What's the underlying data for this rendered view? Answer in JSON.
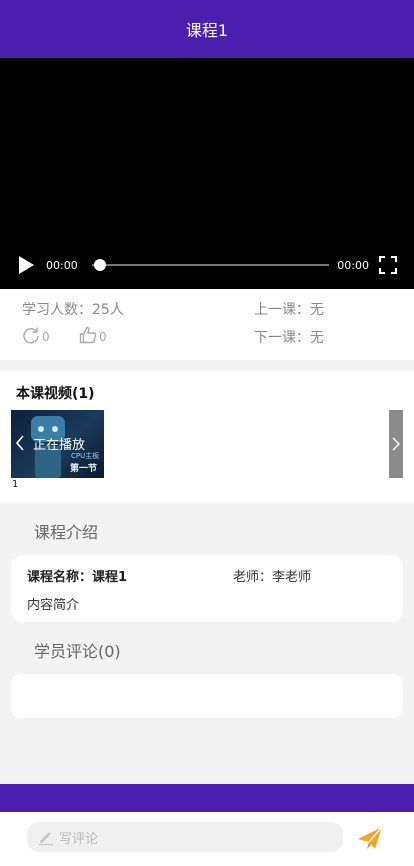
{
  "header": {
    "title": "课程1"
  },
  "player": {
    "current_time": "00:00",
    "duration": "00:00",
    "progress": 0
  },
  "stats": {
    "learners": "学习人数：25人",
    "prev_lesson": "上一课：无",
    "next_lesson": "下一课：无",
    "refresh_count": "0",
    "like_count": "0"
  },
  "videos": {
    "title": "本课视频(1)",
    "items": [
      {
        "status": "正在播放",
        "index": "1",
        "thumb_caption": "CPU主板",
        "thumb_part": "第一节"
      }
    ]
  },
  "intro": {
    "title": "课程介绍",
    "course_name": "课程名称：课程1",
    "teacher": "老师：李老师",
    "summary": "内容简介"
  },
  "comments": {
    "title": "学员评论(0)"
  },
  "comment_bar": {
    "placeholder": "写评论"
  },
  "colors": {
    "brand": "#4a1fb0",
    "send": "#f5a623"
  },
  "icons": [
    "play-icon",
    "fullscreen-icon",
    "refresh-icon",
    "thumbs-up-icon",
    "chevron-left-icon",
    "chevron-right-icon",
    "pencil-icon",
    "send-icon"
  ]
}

****

*WHAT YOU WILL DO:* Restate the data above word for word. Do not include the images.

*COMPLETED TASK:*
What's the underlying data for this rendered view? Answer in JSON.
{
  "header": {
    "title": "课程1"
  },
  "player": {
    "current_time": "00:00",
    "duration": "00:00",
    "progress": 0
  },
  "stats": {
    "learners": "学习人数：25人",
    "prev_lesson": "上一课：无",
    "next_lesson": "下一课：无",
    "refresh_count": "0",
    "like_count": "0"
  },
  "videos": {
    "title": "本课视频(1)",
    "items": [
      {
        "status": "正在播放",
        "index": "1",
        "thumb_caption": "CPU主板",
        "thumb_part": "第一节"
      }
    ]
  },
  "intro": {
    "title": "课程介绍",
    "course_name": "课程名称：课程1",
    "teacher": "老师：李老师",
    "summary": "内容简介"
  },
  "comments": {
    "title": "学员评论(0)"
  },
  "comment_bar": {
    "placeholder": "写评论"
  },
  "colors": {
    "brand": "#4a1fb0",
    "send": "#f5a623"
  },
  "icons": [
    "play-icon",
    "fullscreen-icon",
    "refresh-icon",
    "thumbs-up-icon",
    "chevron-left-icon",
    "chevron-right-icon",
    "pencil-icon",
    "send-icon"
  ]
}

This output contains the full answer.